### [Given information]

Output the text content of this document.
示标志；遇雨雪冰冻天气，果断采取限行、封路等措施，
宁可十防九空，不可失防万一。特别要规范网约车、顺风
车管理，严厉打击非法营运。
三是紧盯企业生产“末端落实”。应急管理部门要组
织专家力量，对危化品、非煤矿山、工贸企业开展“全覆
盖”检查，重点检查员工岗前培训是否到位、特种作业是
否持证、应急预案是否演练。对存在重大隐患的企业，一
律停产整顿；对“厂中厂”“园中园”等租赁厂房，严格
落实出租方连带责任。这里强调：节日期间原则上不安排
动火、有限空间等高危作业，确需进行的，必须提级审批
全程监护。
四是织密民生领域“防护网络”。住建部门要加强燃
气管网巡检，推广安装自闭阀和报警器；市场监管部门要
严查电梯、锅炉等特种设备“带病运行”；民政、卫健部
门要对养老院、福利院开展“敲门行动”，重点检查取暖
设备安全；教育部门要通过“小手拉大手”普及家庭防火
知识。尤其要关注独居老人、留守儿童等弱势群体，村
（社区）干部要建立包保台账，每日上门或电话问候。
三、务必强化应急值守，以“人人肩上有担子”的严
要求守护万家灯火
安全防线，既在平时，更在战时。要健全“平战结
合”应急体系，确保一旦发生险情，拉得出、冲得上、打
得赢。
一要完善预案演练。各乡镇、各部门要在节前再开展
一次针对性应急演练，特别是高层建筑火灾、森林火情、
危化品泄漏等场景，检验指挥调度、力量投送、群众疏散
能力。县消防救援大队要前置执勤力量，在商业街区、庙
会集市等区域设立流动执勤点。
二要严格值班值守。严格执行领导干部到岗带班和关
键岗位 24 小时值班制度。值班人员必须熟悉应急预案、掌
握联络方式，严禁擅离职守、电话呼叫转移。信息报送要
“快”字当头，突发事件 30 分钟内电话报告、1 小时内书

### [Stated exercise]
Retype the entries one by one, exactly.

### [Expected answer]
Output the text content of this document.
示标志；遇雨雪冰冻天气，果断采取限行、封路等措施，
宁可十防九空，不可失防万一。特别要规范网约车、顺风
车管理，严厉打击非法营运。
三是紧盯企业生产“末端落实”。应急管理部门要组
织专家力量，对危化品、非煤矿山、工贸企业开展“全覆
盖”检查，重点检查员工岗前培训是否到位、特种作业是
否持证、应急预案是否演练。对存在重大隐患的企业，一
律停产整顿；对“厂中厂”“园中园”等租赁厂房，严格
落实出租方连带责任。这里强调：节日期间原则上不安排
动火、有限空间等高危作业，确需进行的，必须提级审批
全程监护。
四是织密民生领域“防护网络”。住建部门要加强燃
气管网巡检，推广安装自闭阀和报警器；市场监管部门要
严查电梯、锅炉等特种设备“带病运行”；民政、卫健部
门要对养老院、福利院开展“敲门行动”，重点检查取暖
设备安全；教育部门要通过“小手拉大手”普及家庭防火
知识。尤其要关注独居老人、留守儿童等弱势群体，村
（社区）干部要建立包保台账，每日上门或电话问候。
三、务必强化应急值守，以“人人肩上有担子”的严
要求守护万家灯火
安全防线，既在平时，更在战时。要健全“平战结
合”应急体系，确保一旦发生险情，拉得出、冲得上、打
得赢。
一要完善预案演练。各乡镇、各部门要在节前再开展
一次针对性应急演练，特别是高层建筑火灾、森林火情、
危化品泄漏等场景，检验指挥调度、力量投送、群众疏散
能力。县消防救援大队要前置执勤力量，在商业街区、庙
会集市等区域设立流动执勤点。
二要严格值班值守。严格执行领导干部到岗带班和关
键岗位 24 小时值班制度。值班人员必须熟悉应急预案、掌
握联络方式，严禁擅离职守、电话呼叫转移。信息报送要
“快”字当头，突发事件 30 分钟内电话报告、1 小时内书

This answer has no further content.